Data shown =

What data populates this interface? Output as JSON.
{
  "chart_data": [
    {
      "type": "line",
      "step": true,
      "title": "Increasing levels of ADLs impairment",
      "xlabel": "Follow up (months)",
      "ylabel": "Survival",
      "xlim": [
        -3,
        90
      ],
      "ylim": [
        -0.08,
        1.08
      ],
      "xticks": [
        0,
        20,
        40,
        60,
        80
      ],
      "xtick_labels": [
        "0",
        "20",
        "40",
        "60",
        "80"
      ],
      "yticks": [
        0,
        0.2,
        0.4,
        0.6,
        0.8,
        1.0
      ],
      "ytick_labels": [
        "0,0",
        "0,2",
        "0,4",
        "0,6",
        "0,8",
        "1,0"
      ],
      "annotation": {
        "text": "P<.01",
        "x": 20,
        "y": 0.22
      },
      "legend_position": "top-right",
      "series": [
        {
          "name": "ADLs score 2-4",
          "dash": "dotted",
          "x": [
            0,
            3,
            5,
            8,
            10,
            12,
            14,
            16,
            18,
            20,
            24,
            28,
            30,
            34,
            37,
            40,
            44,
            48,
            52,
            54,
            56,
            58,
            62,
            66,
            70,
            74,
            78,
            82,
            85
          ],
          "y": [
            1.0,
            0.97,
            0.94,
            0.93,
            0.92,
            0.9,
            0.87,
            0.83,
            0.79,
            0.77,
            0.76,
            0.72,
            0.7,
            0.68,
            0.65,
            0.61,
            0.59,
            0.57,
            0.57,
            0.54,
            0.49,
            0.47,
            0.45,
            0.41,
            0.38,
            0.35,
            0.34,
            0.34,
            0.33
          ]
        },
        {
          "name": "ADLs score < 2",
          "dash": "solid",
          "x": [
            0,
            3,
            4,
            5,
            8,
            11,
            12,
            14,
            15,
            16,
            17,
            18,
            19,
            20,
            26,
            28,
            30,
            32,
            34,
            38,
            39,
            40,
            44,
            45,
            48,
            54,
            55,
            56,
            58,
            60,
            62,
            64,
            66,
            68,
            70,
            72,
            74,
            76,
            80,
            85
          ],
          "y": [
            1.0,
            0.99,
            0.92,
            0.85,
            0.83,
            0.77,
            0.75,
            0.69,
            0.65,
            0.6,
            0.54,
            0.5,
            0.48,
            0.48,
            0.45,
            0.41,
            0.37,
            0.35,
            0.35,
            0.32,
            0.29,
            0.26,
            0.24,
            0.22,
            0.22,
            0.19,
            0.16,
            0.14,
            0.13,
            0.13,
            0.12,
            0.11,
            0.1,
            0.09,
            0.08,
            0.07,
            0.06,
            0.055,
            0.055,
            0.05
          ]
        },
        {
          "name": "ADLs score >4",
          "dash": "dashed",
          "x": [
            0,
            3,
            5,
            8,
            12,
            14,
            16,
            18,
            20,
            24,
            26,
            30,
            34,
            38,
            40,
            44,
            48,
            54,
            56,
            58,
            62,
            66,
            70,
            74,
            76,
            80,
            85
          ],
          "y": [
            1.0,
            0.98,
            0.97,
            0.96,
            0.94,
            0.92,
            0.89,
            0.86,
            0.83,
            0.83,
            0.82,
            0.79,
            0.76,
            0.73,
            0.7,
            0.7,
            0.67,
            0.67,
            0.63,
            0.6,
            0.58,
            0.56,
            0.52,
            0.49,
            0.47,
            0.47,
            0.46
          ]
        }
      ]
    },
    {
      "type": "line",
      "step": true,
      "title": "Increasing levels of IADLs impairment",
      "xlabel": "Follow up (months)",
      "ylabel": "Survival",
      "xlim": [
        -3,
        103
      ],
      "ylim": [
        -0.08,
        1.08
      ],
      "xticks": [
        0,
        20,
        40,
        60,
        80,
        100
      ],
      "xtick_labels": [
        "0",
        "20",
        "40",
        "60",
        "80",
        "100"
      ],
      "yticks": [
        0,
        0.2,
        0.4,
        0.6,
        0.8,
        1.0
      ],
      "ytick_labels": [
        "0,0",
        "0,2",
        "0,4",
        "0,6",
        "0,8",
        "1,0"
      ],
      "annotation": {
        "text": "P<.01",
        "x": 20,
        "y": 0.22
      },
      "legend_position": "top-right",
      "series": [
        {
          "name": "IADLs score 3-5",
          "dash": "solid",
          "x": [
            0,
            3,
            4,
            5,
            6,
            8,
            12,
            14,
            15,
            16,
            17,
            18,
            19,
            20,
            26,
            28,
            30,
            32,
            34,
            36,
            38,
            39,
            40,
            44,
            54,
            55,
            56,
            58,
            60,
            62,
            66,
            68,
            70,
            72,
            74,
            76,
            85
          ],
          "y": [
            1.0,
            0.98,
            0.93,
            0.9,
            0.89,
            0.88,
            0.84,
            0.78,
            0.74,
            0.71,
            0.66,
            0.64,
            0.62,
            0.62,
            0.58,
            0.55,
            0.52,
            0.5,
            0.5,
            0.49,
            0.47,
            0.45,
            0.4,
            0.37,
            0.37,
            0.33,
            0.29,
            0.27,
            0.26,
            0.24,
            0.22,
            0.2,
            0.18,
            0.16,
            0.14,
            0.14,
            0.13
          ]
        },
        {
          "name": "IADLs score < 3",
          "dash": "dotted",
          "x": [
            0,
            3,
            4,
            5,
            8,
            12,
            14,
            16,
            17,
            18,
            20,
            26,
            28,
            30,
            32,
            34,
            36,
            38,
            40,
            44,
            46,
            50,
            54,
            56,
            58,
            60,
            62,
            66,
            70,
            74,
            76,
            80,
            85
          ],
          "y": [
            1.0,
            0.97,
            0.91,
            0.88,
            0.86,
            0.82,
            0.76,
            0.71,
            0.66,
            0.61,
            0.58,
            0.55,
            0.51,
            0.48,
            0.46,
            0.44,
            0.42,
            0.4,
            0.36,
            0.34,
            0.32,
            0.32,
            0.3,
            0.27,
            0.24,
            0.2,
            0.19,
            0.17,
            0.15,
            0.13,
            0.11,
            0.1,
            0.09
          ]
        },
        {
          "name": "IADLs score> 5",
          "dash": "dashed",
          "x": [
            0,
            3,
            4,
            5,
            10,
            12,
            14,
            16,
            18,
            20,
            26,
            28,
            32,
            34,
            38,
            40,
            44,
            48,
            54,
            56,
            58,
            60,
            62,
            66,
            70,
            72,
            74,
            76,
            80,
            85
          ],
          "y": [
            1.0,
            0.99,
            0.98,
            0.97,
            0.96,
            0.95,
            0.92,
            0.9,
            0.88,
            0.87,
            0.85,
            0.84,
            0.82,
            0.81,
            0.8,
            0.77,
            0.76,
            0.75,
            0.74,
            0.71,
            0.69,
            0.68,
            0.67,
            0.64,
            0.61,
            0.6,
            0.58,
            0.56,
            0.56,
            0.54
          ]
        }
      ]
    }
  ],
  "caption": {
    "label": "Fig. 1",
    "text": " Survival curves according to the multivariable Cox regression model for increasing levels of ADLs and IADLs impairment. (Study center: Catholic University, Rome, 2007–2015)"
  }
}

To do = Retype all of the data shown above, word for word.

Finished answer =
What data populates this interface? Output as JSON.
{
  "chart_data": [
    {
      "type": "line",
      "step": true,
      "title": "Increasing levels of ADLs impairment",
      "xlabel": "Follow up (months)",
      "ylabel": "Survival",
      "xlim": [
        -3,
        90
      ],
      "ylim": [
        -0.08,
        1.08
      ],
      "xticks": [
        0,
        20,
        40,
        60,
        80
      ],
      "xtick_labels": [
        "0",
        "20",
        "40",
        "60",
        "80"
      ],
      "yticks": [
        0,
        0.2,
        0.4,
        0.6,
        0.8,
        1.0
      ],
      "ytick_labels": [
        "0,0",
        "0,2",
        "0,4",
        "0,6",
        "0,8",
        "1,0"
      ],
      "annotation": {
        "text": "P<.01",
        "x": 20,
        "y": 0.22
      },
      "legend_position": "top-right",
      "series": [
        {
          "name": "ADLs score 2-4",
          "dash": "dotted",
          "x": [
            0,
            3,
            5,
            8,
            10,
            12,
            14,
            16,
            18,
            20,
            24,
            28,
            30,
            34,
            37,
            40,
            44,
            48,
            52,
            54,
            56,
            58,
            62,
            66,
            70,
            74,
            78,
            82,
            85
          ],
          "y": [
            1.0,
            0.97,
            0.94,
            0.93,
            0.92,
            0.9,
            0.87,
            0.83,
            0.79,
            0.77,
            0.76,
            0.72,
            0.7,
            0.68,
            0.65,
            0.61,
            0.59,
            0.57,
            0.57,
            0.54,
            0.49,
            0.47,
            0.45,
            0.41,
            0.38,
            0.35,
            0.34,
            0.34,
            0.33
          ]
        },
        {
          "name": "ADLs score < 2",
          "dash": "solid",
          "x": [
            0,
            3,
            4,
            5,
            8,
            11,
            12,
            14,
            15,
            16,
            17,
            18,
            19,
            20,
            26,
            28,
            30,
            32,
            34,
            38,
            39,
            40,
            44,
            45,
            48,
            54,
            55,
            56,
            58,
            60,
            62,
            64,
            66,
            68,
            70,
            72,
            74,
            76,
            80,
            85
          ],
          "y": [
            1.0,
            0.99,
            0.92,
            0.85,
            0.83,
            0.77,
            0.75,
            0.69,
            0.65,
            0.6,
            0.54,
            0.5,
            0.48,
            0.48,
            0.45,
            0.41,
            0.37,
            0.35,
            0.35,
            0.32,
            0.29,
            0.26,
            0.24,
            0.22,
            0.22,
            0.19,
            0.16,
            0.14,
            0.13,
            0.13,
            0.12,
            0.11,
            0.1,
            0.09,
            0.08,
            0.07,
            0.06,
            0.055,
            0.055,
            0.05
          ]
        },
        {
          "name": "ADLs score >4",
          "dash": "dashed",
          "x": [
            0,
            3,
            5,
            8,
            12,
            14,
            16,
            18,
            20,
            24,
            26,
            30,
            34,
            38,
            40,
            44,
            48,
            54,
            56,
            58,
            62,
            66,
            70,
            74,
            76,
            80,
            85
          ],
          "y": [
            1.0,
            0.98,
            0.97,
            0.96,
            0.94,
            0.92,
            0.89,
            0.86,
            0.83,
            0.83,
            0.82,
            0.79,
            0.76,
            0.73,
            0.7,
            0.7,
            0.67,
            0.67,
            0.63,
            0.6,
            0.58,
            0.56,
            0.52,
            0.49,
            0.47,
            0.47,
            0.46
          ]
        }
      ]
    },
    {
      "type": "line",
      "step": true,
      "title": "Increasing levels of IADLs impairment",
      "xlabel": "Follow up (months)",
      "ylabel": "Survival",
      "xlim": [
        -3,
        103
      ],
      "ylim": [
        -0.08,
        1.08
      ],
      "xticks": [
        0,
        20,
        40,
        60,
        80,
        100
      ],
      "xtick_labels": [
        "0",
        "20",
        "40",
        "60",
        "80",
        "100"
      ],
      "yticks": [
        0,
        0.2,
        0.4,
        0.6,
        0.8,
        1.0
      ],
      "ytick_labels": [
        "0,0",
        "0,2",
        "0,4",
        "0,6",
        "0,8",
        "1,0"
      ],
      "annotation": {
        "text": "P<.01",
        "x": 20,
        "y": 0.22
      },
      "legend_position": "top-right",
      "series": [
        {
          "name": "IADLs score 3-5",
          "dash": "solid",
          "x": [
            0,
            3,
            4,
            5,
            6,
            8,
            12,
            14,
            15,
            16,
            17,
            18,
            19,
            20,
            26,
            28,
            30,
            32,
            34,
            36,
            38,
            39,
            40,
            44,
            54,
            55,
            56,
            58,
            60,
            62,
            66,
            68,
            70,
            72,
            74,
            76,
            85
          ],
          "y": [
            1.0,
            0.98,
            0.93,
            0.9,
            0.89,
            0.88,
            0.84,
            0.78,
            0.74,
            0.71,
            0.66,
            0.64,
            0.62,
            0.62,
            0.58,
            0.55,
            0.52,
            0.5,
            0.5,
            0.49,
            0.47,
            0.45,
            0.4,
            0.37,
            0.37,
            0.33,
            0.29,
            0.27,
            0.26,
            0.24,
            0.22,
            0.2,
            0.18,
            0.16,
            0.14,
            0.14,
            0.13
          ]
        },
        {
          "name": "IADLs score < 3",
          "dash": "dotted",
          "x": [
            0,
            3,
            4,
            5,
            8,
            12,
            14,
            16,
            17,
            18,
            20,
            26,
            28,
            30,
            32,
            34,
            36,
            38,
            40,
            44,
            46,
            50,
            54,
            56,
            58,
            60,
            62,
            66,
            70,
            74,
            76,
            80,
            85
          ],
          "y": [
            1.0,
            0.97,
            0.91,
            0.88,
            0.86,
            0.82,
            0.76,
            0.71,
            0.66,
            0.61,
            0.58,
            0.55,
            0.51,
            0.48,
            0.46,
            0.44,
            0.42,
            0.4,
            0.36,
            0.34,
            0.32,
            0.32,
            0.3,
            0.27,
            0.24,
            0.2,
            0.19,
            0.17,
            0.15,
            0.13,
            0.11,
            0.1,
            0.09
          ]
        },
        {
          "name": "IADLs score> 5",
          "dash": "dashed",
          "x": [
            0,
            3,
            4,
            5,
            10,
            12,
            14,
            16,
            18,
            20,
            26,
            28,
            32,
            34,
            38,
            40,
            44,
            48,
            54,
            56,
            58,
            60,
            62,
            66,
            70,
            72,
            74,
            76,
            80,
            85
          ],
          "y": [
            1.0,
            0.99,
            0.98,
            0.97,
            0.96,
            0.95,
            0.92,
            0.9,
            0.88,
            0.87,
            0.85,
            0.84,
            0.82,
            0.81,
            0.8,
            0.77,
            0.76,
            0.75,
            0.74,
            0.71,
            0.69,
            0.68,
            0.67,
            0.64,
            0.61,
            0.6,
            0.58,
            0.56,
            0.56,
            0.54
          ]
        }
      ]
    }
  ],
  "caption": {
    "label": "Fig. 1",
    "text": " Survival curves according to the multivariable Cox regression model for increasing levels of ADLs and IADLs impairment. (Study center: Catholic University, Rome, 2007–2015)"
  }
}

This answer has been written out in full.